* **Written task**:
Go through the entries below and retype them exactly, omitting each picture.

##### Raw records #####

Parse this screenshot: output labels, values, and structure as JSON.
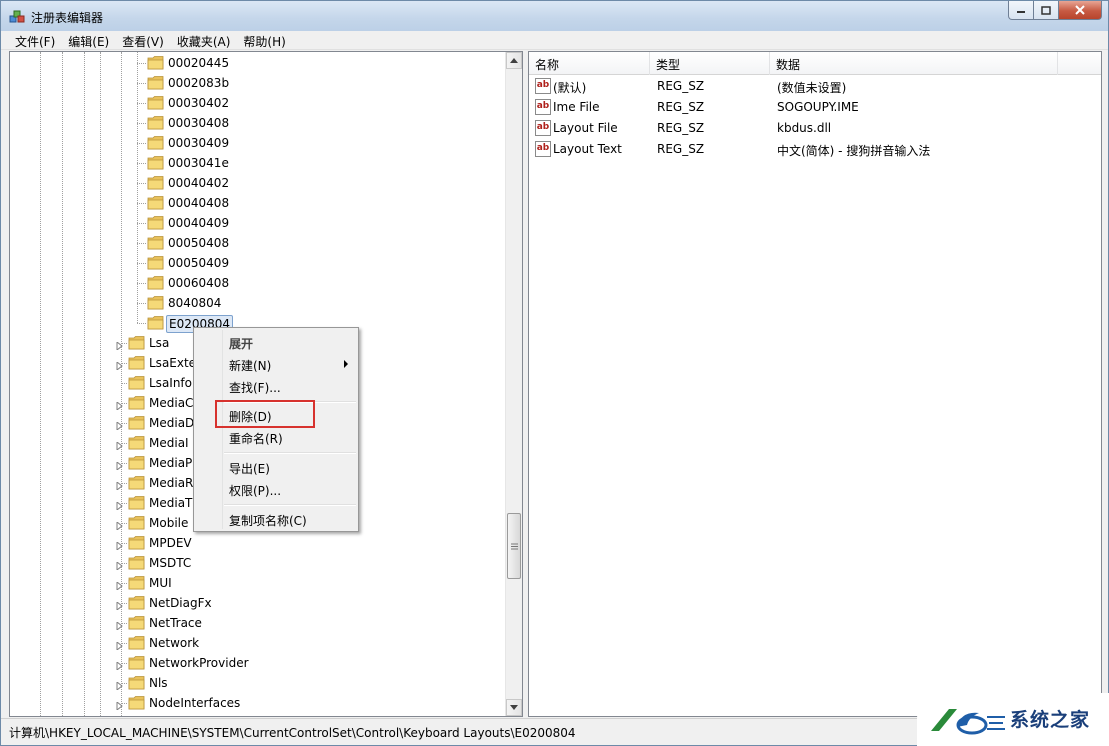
{
  "window": {
    "title": "注册表编辑器"
  },
  "menubar": [
    "文件(F)",
    "编辑(E)",
    "查看(V)",
    "收藏夹(A)",
    "帮助(H)"
  ],
  "tree": {
    "subkeys": [
      "00020445",
      "0002083b",
      "00030402",
      "00030408",
      "00030409",
      "0003041e",
      "00040402",
      "00040408",
      "00040409",
      "00050408",
      "00050409",
      "00060408",
      "8040804"
    ],
    "selected": "E0200804",
    "siblings": [
      "Lsa",
      "LsaExte",
      "LsaInfo",
      "MediaC",
      "MediaD",
      "MediaI",
      "MediaP",
      "MediaR",
      "MediaT",
      "Mobile",
      "MPDEV",
      "MSDTC",
      "MUI",
      "NetDiagFx",
      "NetTrace",
      "Network",
      "NetworkProvider",
      "Nls",
      "NodeInterfaces"
    ]
  },
  "list": {
    "headers": [
      "名称",
      "类型",
      "数据"
    ],
    "rows": [
      {
        "name": "(默认)",
        "type": "REG_SZ",
        "data": "(数值未设置)"
      },
      {
        "name": "Ime File",
        "type": "REG_SZ",
        "data": "SOGOUPY.IME"
      },
      {
        "name": "Layout File",
        "type": "REG_SZ",
        "data": "kbdus.dll"
      },
      {
        "name": "Layout Text",
        "type": "REG_SZ",
        "data": "中文(简体) - 搜狗拼音输入法"
      }
    ]
  },
  "context_menu": {
    "expand": "展开",
    "new": "新建(N)",
    "find": "查找(F)...",
    "delete": "删除(D)",
    "rename": "重命名(R)",
    "export": "导出(E)",
    "permissions": "权限(P)...",
    "copy_key_name": "复制项名称(C)"
  },
  "statusbar": {
    "path": "计算机\\HKEY_LOCAL_MACHINE\\SYSTEM\\CurrentControlSet\\Control\\Keyboard Layouts\\E0200804"
  },
  "watermark": {
    "text": "系统之家"
  },
  "colors": {
    "highlight_border": "#d7322e",
    "folder": "#e8c15a",
    "selection": "#dde8f6"
  }
}
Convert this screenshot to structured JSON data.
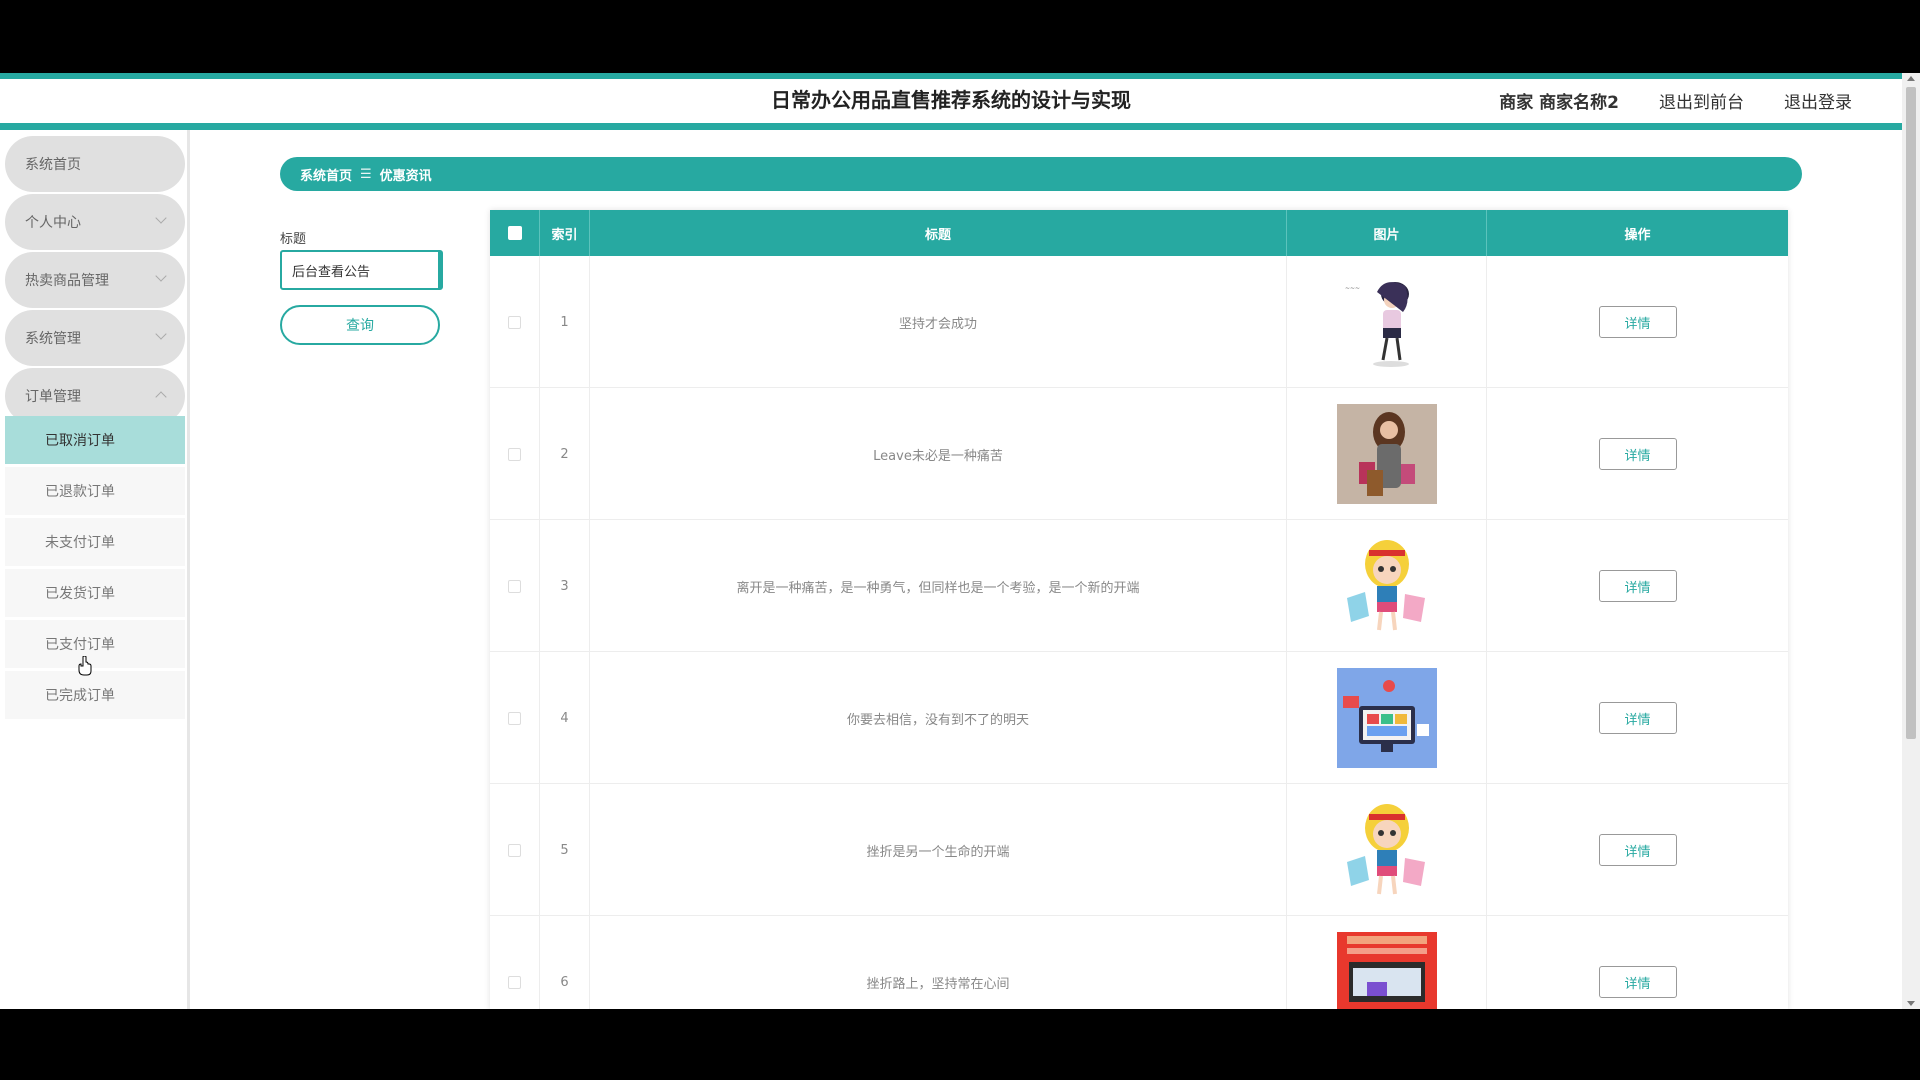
{
  "header": {
    "title": "日常办公用品直售推荐系统的设计与实现",
    "user_label": "商家 商家名称2",
    "to_front": "退出到前台",
    "logout": "退出登录"
  },
  "sidebar": {
    "items": [
      {
        "label": "系统首页",
        "chevron": "none"
      },
      {
        "label": "个人中心",
        "chevron": "down"
      },
      {
        "label": "热卖商品管理",
        "chevron": "down"
      },
      {
        "label": "系统管理",
        "chevron": "down"
      },
      {
        "label": "订单管理",
        "chevron": "up"
      }
    ],
    "sub_items": [
      {
        "label": "已取消订单",
        "active": true
      },
      {
        "label": "已退款订单",
        "active": false
      },
      {
        "label": "未支付订单",
        "active": false
      },
      {
        "label": "已发货订单",
        "active": false
      },
      {
        "label": "已支付订单",
        "active": false
      },
      {
        "label": "已完成订单",
        "active": false
      }
    ]
  },
  "breadcrumb": {
    "home": "系统首页",
    "separator": "☰",
    "current": "优惠资讯"
  },
  "search": {
    "label": "标题",
    "value": "后台查看公告",
    "button": "查询"
  },
  "table": {
    "headers": {
      "index": "索引",
      "title": "标题",
      "image": "图片",
      "action": "操作"
    },
    "rows": [
      {
        "index": "1",
        "title": "坚持才会成功",
        "image": "fashion-girl-sketch-image",
        "action": "详情"
      },
      {
        "index": "2",
        "title": "Leave未必是一种痛苦",
        "image": "woman-shopping-bags-photo",
        "action": "详情"
      },
      {
        "index": "3",
        "title": "离开是一种痛苦，是一种勇气，但同样也是一个考验，是一个新的开端",
        "image": "cartoon-shopping-girl-image",
        "action": "详情"
      },
      {
        "index": "4",
        "title": "你要去相信，没有到不了的明天",
        "image": "online-shopping-monitor-image",
        "action": "详情"
      },
      {
        "index": "5",
        "title": "挫折是另一个生命的开端",
        "image": "cartoon-shopping-girl-image",
        "action": "详情"
      },
      {
        "index": "6",
        "title": "挫折路上，坚持常在心间",
        "image": "red-promo-banner-image",
        "action": "详情"
      }
    ]
  },
  "colors": {
    "accent": "#27a9a1",
    "active_sub": "#a8ddda",
    "menu_bg": "#e0e0e0"
  }
}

#####

* **Correct result**:
Parse this screenshot: output labels, values, and structure as JSON.
{
  "window": {
    "title": "注册表编辑器"
  },
  "menubar": [
    "文件(F)",
    "编辑(E)",
    "查看(V)",
    "收藏夹(A)",
    "帮助(H)"
  ],
  "tree": {
    "subkeys": [
      "00020445",
      "0002083b",
      "00030402",
      "00030408",
      "00030409",
      "0003041e",
      "00040402",
      "00040408",
      "00040409",
      "00050408",
      "00050409",
      "00060408",
      "8040804"
    ],
    "selected": "E0200804",
    "siblings": [
      "Lsa",
      "LsaExte",
      "LsaInfo",
      "MediaC",
      "MediaD",
      "MediaI",
      "MediaP",
      "MediaR",
      "MediaT",
      "Mobile",
      "MPDEV",
      "MSDTC",
      "MUI",
      "NetDiagFx",
      "NetTrace",
      "Network",
      "NetworkProvider",
      "Nls",
      "NodeInterfaces"
    ]
  },
  "list": {
    "headers": [
      "名称",
      "类型",
      "数据"
    ],
    "rows": [
      {
        "name": "(默认)",
        "type": "REG_SZ",
        "data": "(数值未设置)"
      },
      {
        "name": "Ime File",
        "type": "REG_SZ",
        "data": "SOGOUPY.IME"
      },
      {
        "name": "Layout File",
        "type": "REG_SZ",
        "data": "kbdus.dll"
      },
      {
        "name": "Layout Text",
        "type": "REG_SZ",
        "data": "中文(简体) - 搜狗拼音输入法"
      }
    ]
  },
  "context_menu": {
    "expand": "展开",
    "new": "新建(N)",
    "find": "查找(F)...",
    "delete": "删除(D)",
    "rename": "重命名(R)",
    "export": "导出(E)",
    "permissions": "权限(P)...",
    "copy_key_name": "复制项名称(C)"
  },
  "statusbar": {
    "path": "计算机\\HKEY_LOCAL_MACHINE\\SYSTEM\\CurrentControlSet\\Control\\Keyboard Layouts\\E0200804"
  },
  "watermark": {
    "text": "系统之家"
  },
  "colors": {
    "highlight_border": "#d7322e",
    "folder": "#e8c15a",
    "selection": "#dde8f6"
  }
}
Convert this screenshot to structured JSON data.
{
  "header": {
    "title": "日常办公用品直售推荐系统的设计与实现",
    "user_label": "商家 商家名称2",
    "to_front": "退出到前台",
    "logout": "退出登录"
  },
  "sidebar": {
    "items": [
      {
        "label": "系统首页",
        "chevron": "none"
      },
      {
        "label": "个人中心",
        "chevron": "down"
      },
      {
        "label": "热卖商品管理",
        "chevron": "down"
      },
      {
        "label": "系统管理",
        "chevron": "down"
      },
      {
        "label": "订单管理",
        "chevron": "up"
      }
    ],
    "sub_items": [
      {
        "label": "已取消订单",
        "active": true
      },
      {
        "label": "已退款订单",
        "active": false
      },
      {
        "label": "未支付订单",
        "active": false
      },
      {
        "label": "已发货订单",
        "active": false
      },
      {
        "label": "已支付订单",
        "active": false
      },
      {
        "label": "已完成订单",
        "active": false
      }
    ]
  },
  "breadcrumb": {
    "home": "系统首页",
    "separator": "☰",
    "current": "优惠资讯"
  },
  "search": {
    "label": "标题",
    "value": "后台查看公告",
    "button": "查询"
  },
  "table": {
    "headers": {
      "index": "索引",
      "title": "标题",
      "image": "图片",
      "action": "操作"
    },
    "rows": [
      {
        "index": "1",
        "title": "坚持才会成功",
        "image": "fashion-girl-sketch-image",
        "action": "详情"
      },
      {
        "index": "2",
        "title": "Leave未必是一种痛苦",
        "image": "woman-shopping-bags-photo",
        "action": "详情"
      },
      {
        "index": "3",
        "title": "离开是一种痛苦，是一种勇气，但同样也是一个考验，是一个新的开端",
        "image": "cartoon-shopping-girl-image",
        "action": "详情"
      },
      {
        "index": "4",
        "title": "你要去相信，没有到不了的明天",
        "image": "online-shopping-monitor-image",
        "action": "详情"
      },
      {
        "index": "5",
        "title": "挫折是另一个生命的开端",
        "image": "cartoon-shopping-girl-image",
        "action": "详情"
      },
      {
        "index": "6",
        "title": "挫折路上，坚持常在心间",
        "image": "red-promo-banner-image",
        "action": "详情"
      }
    ]
  },
  "colors": {
    "accent": "#27a9a1",
    "active_sub": "#a8ddda",
    "menu_bg": "#e0e0e0"
  }
}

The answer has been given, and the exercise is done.